Dataset items
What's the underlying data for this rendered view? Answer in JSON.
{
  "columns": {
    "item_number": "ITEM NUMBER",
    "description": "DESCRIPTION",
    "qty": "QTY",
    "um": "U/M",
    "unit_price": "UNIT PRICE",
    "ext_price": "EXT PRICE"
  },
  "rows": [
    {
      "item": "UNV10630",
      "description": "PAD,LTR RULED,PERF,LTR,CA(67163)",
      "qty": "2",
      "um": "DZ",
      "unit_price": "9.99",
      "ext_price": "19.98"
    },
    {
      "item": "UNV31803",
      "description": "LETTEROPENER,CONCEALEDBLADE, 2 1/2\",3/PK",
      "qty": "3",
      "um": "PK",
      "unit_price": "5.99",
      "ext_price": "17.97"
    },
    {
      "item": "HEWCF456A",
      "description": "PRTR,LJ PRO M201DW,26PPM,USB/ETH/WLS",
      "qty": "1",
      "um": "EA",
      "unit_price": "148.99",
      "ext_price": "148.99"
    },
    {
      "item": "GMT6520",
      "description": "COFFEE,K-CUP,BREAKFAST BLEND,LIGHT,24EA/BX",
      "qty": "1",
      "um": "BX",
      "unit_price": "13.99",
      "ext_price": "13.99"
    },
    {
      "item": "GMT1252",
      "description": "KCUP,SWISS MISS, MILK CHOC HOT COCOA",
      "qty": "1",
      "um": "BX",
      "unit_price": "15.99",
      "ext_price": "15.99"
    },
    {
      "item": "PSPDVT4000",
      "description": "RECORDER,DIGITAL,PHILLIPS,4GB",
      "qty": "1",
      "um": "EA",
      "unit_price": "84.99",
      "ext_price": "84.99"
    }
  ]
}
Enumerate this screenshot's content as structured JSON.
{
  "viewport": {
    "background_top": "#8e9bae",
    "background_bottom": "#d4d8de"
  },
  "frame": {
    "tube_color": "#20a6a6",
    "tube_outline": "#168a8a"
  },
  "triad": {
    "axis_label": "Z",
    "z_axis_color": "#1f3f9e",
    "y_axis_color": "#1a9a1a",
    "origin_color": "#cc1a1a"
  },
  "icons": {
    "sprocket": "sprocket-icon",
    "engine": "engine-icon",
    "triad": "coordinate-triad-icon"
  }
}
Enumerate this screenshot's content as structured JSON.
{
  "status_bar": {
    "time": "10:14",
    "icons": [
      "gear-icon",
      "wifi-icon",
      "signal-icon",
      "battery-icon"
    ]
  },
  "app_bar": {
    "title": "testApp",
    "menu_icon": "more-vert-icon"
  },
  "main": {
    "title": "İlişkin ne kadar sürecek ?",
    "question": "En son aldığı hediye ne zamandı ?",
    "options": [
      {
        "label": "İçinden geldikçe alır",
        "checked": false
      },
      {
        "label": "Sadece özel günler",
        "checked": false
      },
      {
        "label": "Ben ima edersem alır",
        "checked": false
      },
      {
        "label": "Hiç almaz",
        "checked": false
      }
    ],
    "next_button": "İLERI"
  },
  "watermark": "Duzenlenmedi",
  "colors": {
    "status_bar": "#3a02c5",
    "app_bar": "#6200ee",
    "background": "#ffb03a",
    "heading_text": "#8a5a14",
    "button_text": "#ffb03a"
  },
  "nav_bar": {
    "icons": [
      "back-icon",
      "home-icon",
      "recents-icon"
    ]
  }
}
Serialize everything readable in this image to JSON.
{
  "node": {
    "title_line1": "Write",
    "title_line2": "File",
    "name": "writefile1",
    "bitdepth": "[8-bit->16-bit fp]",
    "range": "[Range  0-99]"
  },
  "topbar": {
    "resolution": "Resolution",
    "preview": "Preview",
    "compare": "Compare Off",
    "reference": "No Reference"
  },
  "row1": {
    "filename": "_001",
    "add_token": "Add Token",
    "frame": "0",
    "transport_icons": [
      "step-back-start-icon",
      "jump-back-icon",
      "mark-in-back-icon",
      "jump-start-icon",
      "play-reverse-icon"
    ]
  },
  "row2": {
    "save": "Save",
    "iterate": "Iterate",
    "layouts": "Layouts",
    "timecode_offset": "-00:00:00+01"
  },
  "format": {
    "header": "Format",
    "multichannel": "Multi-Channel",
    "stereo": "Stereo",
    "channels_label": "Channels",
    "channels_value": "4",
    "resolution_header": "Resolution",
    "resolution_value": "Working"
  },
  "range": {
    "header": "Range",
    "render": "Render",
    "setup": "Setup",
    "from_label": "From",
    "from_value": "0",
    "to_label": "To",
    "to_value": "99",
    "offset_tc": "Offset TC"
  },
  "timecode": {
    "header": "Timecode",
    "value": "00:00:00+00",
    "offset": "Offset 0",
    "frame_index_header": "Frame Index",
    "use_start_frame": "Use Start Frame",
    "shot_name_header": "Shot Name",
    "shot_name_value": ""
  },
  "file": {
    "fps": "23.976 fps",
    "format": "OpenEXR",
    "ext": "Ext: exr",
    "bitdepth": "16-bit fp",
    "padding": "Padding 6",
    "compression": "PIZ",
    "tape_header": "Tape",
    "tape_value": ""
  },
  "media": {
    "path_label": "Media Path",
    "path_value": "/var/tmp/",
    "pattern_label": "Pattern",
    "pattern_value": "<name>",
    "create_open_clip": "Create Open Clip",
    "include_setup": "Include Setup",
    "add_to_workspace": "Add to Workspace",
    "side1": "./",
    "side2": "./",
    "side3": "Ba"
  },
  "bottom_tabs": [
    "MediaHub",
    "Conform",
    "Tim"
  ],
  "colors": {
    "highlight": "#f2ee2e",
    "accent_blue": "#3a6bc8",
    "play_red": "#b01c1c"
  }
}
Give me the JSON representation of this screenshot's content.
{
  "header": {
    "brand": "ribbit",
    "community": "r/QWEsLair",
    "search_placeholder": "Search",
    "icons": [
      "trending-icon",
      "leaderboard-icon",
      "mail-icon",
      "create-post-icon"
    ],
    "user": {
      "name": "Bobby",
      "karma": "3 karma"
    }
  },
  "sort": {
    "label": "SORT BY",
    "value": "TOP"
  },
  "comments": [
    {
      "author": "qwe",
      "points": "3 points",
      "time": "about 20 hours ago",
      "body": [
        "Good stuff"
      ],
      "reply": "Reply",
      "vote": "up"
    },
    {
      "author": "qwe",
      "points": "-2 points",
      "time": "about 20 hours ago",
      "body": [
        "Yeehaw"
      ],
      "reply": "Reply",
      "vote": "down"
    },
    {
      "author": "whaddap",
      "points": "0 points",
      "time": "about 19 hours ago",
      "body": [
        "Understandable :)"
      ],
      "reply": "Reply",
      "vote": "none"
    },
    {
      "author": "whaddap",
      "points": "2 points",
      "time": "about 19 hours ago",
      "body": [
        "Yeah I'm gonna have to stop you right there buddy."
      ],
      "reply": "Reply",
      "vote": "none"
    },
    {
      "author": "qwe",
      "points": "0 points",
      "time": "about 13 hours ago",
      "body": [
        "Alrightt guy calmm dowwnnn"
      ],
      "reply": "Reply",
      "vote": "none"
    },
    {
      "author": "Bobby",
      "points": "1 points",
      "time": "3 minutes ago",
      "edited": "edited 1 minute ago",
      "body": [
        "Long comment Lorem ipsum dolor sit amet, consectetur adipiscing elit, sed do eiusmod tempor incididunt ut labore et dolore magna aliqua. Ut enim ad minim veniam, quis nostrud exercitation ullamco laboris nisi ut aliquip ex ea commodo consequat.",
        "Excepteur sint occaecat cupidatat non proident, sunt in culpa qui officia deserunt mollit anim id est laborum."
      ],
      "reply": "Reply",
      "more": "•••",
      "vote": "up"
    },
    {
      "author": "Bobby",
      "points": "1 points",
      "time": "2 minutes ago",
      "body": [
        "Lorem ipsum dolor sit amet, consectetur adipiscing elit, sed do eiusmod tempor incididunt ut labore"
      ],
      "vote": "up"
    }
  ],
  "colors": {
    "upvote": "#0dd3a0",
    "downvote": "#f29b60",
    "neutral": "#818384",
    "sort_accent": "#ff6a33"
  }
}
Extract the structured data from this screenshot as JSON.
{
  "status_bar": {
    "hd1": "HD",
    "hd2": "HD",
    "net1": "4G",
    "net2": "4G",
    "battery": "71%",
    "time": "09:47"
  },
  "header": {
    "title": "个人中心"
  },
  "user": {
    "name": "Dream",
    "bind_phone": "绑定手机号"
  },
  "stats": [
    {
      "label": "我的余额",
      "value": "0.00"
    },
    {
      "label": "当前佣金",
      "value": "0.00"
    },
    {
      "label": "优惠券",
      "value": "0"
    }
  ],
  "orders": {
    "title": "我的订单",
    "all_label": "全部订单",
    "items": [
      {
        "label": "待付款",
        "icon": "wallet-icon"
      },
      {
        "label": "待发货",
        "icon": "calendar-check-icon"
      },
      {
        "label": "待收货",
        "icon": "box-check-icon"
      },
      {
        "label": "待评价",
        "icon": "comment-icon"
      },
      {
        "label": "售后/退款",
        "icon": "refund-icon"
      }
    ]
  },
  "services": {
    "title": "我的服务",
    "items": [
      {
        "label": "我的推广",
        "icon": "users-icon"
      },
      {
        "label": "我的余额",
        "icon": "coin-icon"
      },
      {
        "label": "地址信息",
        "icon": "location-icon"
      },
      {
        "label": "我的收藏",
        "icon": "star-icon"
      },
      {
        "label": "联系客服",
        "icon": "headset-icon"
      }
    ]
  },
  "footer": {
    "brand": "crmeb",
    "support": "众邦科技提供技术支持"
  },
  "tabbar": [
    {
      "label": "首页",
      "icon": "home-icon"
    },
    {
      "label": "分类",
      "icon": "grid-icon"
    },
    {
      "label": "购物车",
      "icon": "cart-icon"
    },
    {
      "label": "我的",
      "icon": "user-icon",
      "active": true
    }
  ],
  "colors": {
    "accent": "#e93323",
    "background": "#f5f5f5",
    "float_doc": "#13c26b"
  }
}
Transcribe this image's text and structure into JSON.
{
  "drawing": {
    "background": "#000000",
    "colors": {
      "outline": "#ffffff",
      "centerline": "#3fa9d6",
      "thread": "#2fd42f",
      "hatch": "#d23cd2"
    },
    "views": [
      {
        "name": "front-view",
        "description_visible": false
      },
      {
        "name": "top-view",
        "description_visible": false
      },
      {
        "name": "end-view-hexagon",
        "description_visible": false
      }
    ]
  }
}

* TASK TO CARRY OUT *
Show every line from the entries above in which the word "incididunt" appears.

* EXERCISE RESULT *
        "Long comment Lorem ipsum dolor sit amet, consectetur adipiscing elit, sed do eiusmod tempor incididunt ut labore et dolore magna aliqua. Ut enim ad minim veniam, quis nostrud exercitation ullamco laboris nisi ut aliquip ex ea commodo consequat.",
        "Lorem ipsum dolor sit amet, consectetur adipiscing elit, sed do eiusmod tempor incididunt ut labore"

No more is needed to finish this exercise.